Records from a dataset

--- Start ---

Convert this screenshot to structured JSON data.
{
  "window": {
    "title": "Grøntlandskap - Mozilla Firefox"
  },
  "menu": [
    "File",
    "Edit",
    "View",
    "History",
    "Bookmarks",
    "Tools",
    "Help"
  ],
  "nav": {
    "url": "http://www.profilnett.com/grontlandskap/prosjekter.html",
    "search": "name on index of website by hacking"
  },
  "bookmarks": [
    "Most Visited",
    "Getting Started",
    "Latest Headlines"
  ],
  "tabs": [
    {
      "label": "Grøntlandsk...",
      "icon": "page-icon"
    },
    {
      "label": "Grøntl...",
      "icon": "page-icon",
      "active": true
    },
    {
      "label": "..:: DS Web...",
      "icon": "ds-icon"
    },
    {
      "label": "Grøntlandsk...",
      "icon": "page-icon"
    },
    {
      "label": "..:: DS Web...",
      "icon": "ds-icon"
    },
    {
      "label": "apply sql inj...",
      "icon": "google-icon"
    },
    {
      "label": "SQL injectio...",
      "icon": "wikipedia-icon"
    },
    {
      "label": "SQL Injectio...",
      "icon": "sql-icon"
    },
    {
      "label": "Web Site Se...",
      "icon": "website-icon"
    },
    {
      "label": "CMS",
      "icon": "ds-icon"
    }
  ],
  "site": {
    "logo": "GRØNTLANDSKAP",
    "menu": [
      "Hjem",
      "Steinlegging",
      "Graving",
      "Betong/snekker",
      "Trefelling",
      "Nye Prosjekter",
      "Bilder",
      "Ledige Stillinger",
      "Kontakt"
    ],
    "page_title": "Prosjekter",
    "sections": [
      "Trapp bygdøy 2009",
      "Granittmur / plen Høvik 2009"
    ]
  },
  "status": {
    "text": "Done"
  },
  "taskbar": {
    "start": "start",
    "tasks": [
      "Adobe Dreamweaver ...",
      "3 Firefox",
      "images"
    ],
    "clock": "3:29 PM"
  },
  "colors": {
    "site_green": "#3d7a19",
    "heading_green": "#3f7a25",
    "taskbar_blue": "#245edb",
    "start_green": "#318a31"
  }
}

--- End ---

INSTRUCTIONS TO FOLLOW:
Find every line in the records above that contains the word "Firefox", and copy each one.

FINAL ANSWER:
    "title": "Grøntlandskap - Mozilla Firefox"
      "3 Firefox",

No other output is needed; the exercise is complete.